[start of Supplied data]
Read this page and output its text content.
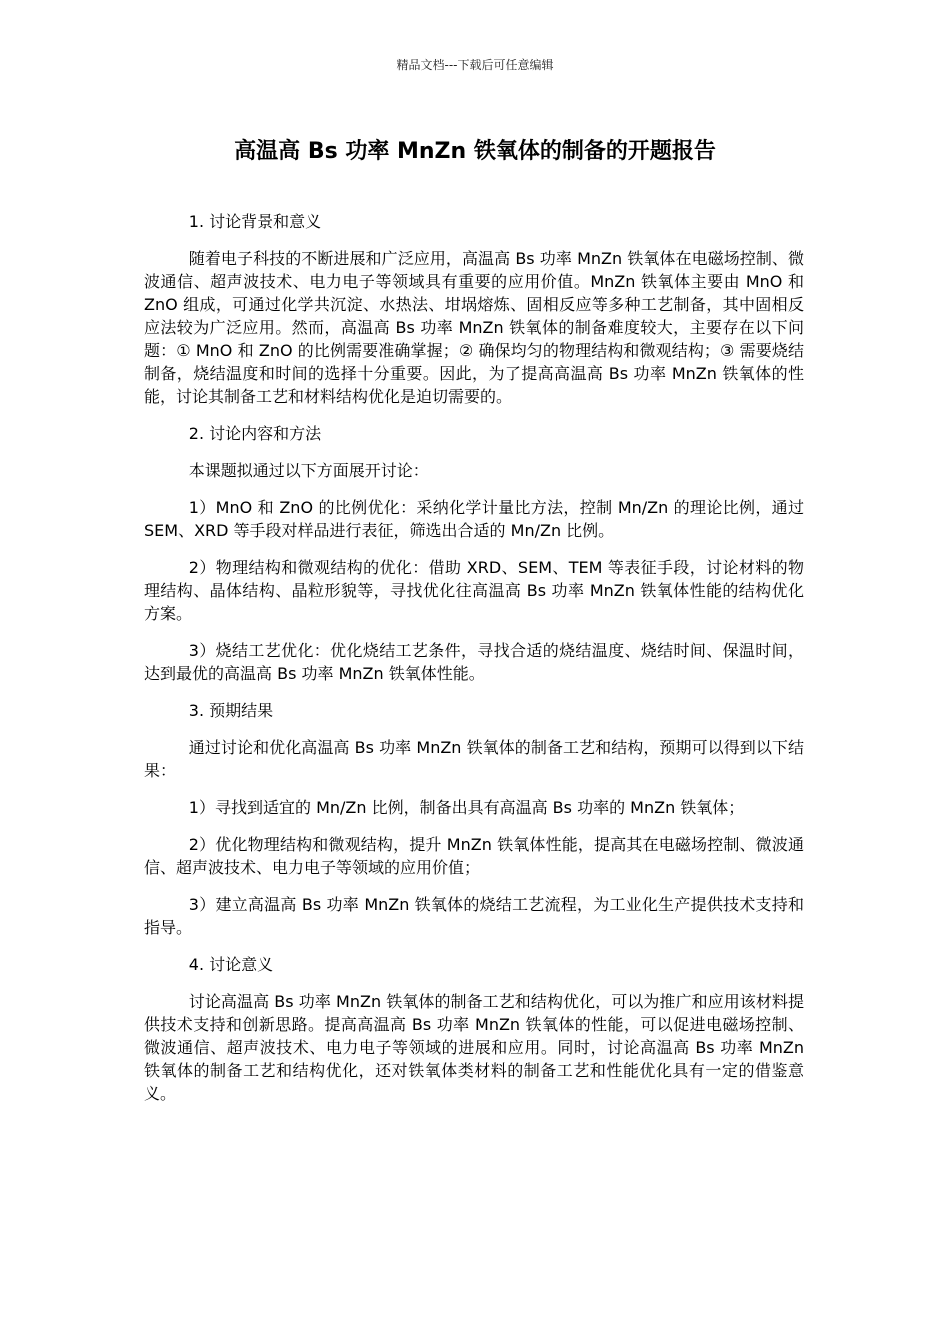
精品文档---下载后可任意编辑
高温高 Bs 功率 MnZn 铁氧体的制备的开题报告

1. 讨论背景和意义

随着电子科技的不断进展和广泛应用，高温高 Bs 功率 MnZn 铁氧体在电磁场控制、微波通信、超声波技术、电力电子等领域具有重要的应用价值。MnZn 铁氧体主要由 MnO 和 ZnO 组成，可通过化学共沉淀、水热法、坩埚熔炼、固相反应等多种工艺制备，其中固相反应法较为广泛应用。然而，高温高 Bs 功率 MnZn 铁氧体的制备难度较大，主要存在以下问题：① MnO 和 ZnO 的比例需要准确掌握；② 确保均匀的物理结构和微观结构；③ 需要烧结制备，烧结温度和时间的选择十分重要。因此，为了提高高温高 Bs 功率 MnZn 铁氧体的性能，讨论其制备工艺和材料结构优化是迫切需要的。

2. 讨论内容和方法

本课题拟通过以下方面展开讨论：

1）MnO 和 ZnO 的比例优化：采纳化学计量比方法，控制 Mn/Zn 的理论比例，通过 SEM、XRD 等手段对样品进行表征，筛选出合适的 Mn/Zn 比例。

2）物理结构和微观结构的优化：借助 XRD、SEM、TEM 等表征手段，讨论材料的物理结构、晶体结构、晶粒形貌等，寻找优化往高温高 Bs 功率 MnZn 铁氧体性能的结构优化方案。

3）烧结工艺优化：优化烧结工艺条件，寻找合适的烧结温度、烧结时间、保温时间，达到最优的高温高 Bs 功率 MnZn 铁氧体性能。

3. 预期结果

通过讨论和优化高温高 Bs 功率 MnZn 铁氧体的制备工艺和结构，预期可以得到以下结果：

1）寻找到适宜的 Mn/Zn 比例，制备出具有高温高 Bs 功率的 MnZn 铁氧体；

2）优化物理结构和微观结构，提升 MnZn 铁氧体性能，提高其在电磁场控制、微波通信、超声波技术、电力电子等领域的应用价值；

3）建立高温高 Bs 功率 MnZn 铁氧体的烧结工艺流程，为工业化生产提供技术支持和指导。

4. 讨论意义

讨论高温高 Bs 功率 MnZn 铁氧体的制备工艺和结构优化，可以为推广和应用该材料提供技术支持和创新思路。提高高温高 Bs 功率 MnZn 铁氧体的性能，可以促进电磁场控制、微波通信、超声波技术、电力电子等领域的进展和应用。同时，讨论高温高 Bs 功率 MnZn 铁氧体的制备工艺和结构优化，还对铁氧体类材料的制备工艺和性能优化具有一定的借鉴意义。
[end of Supplied data]
#### [Short exercise]
Write the entries above out again exactly, but not the pictures.

#### [Answer to the problem]
Read this page and output its text content.
精品文档---下载后可任意编辑
高温高 Bs 功率 MnZn 铁氧体的制备的开题报告

1. 讨论背景和意义

随着电子科技的不断进展和广泛应用，高温高 Bs 功率 MnZn 铁氧体在电磁场控制、微波通信、超声波技术、电力电子等领域具有重要的应用价值。MnZn 铁氧体主要由 MnO 和 ZnO 组成，可通过化学共沉淀、水热法、坩埚熔炼、固相反应等多种工艺制备，其中固相反应法较为广泛应用。然而，高温高 Bs 功率 MnZn 铁氧体的制备难度较大，主要存在以下问题：① MnO 和 ZnO 的比例需要准确掌握；② 确保均匀的物理结构和微观结构；③ 需要烧结制备，烧结温度和时间的选择十分重要。因此，为了提高高温高 Bs 功率 MnZn 铁氧体的性能，讨论其制备工艺和材料结构优化是迫切需要的。

2. 讨论内容和方法

本课题拟通过以下方面展开讨论：

1）MnO 和 ZnO 的比例优化：采纳化学计量比方法，控制 Mn/Zn 的理论比例，通过 SEM、XRD 等手段对样品进行表征，筛选出合适的 Mn/Zn 比例。

2）物理结构和微观结构的优化：借助 XRD、SEM、TEM 等表征手段，讨论材料的物理结构、晶体结构、晶粒形貌等，寻找优化往高温高 Bs 功率 MnZn 铁氧体性能的结构优化方案。

3）烧结工艺优化：优化烧结工艺条件，寻找合适的烧结温度、烧结时间、保温时间，达到最优的高温高 Bs 功率 MnZn 铁氧体性能。

3. 预期结果

通过讨论和优化高温高 Bs 功率 MnZn 铁氧体的制备工艺和结构，预期可以得到以下结果：

1）寻找到适宜的 Mn/Zn 比例，制备出具有高温高 Bs 功率的 MnZn 铁氧体；

2）优化物理结构和微观结构，提升 MnZn 铁氧体性能，提高其在电磁场控制、微波通信、超声波技术、电力电子等领域的应用价值；

3）建立高温高 Bs 功率 MnZn 铁氧体的烧结工艺流程，为工业化生产提供技术支持和指导。

4. 讨论意义

讨论高温高 Bs 功率 MnZn 铁氧体的制备工艺和结构优化，可以为推广和应用该材料提供技术支持和创新思路。提高高温高 Bs 功率 MnZn 铁氧体的性能，可以促进电磁场控制、微波通信、超声波技术、电力电子等领域的进展和应用。同时，讨论高温高 Bs 功率 MnZn 铁氧体的制备工艺和结构优化，还对铁氧体类材料的制备工艺和性能优化具有一定的借鉴意义。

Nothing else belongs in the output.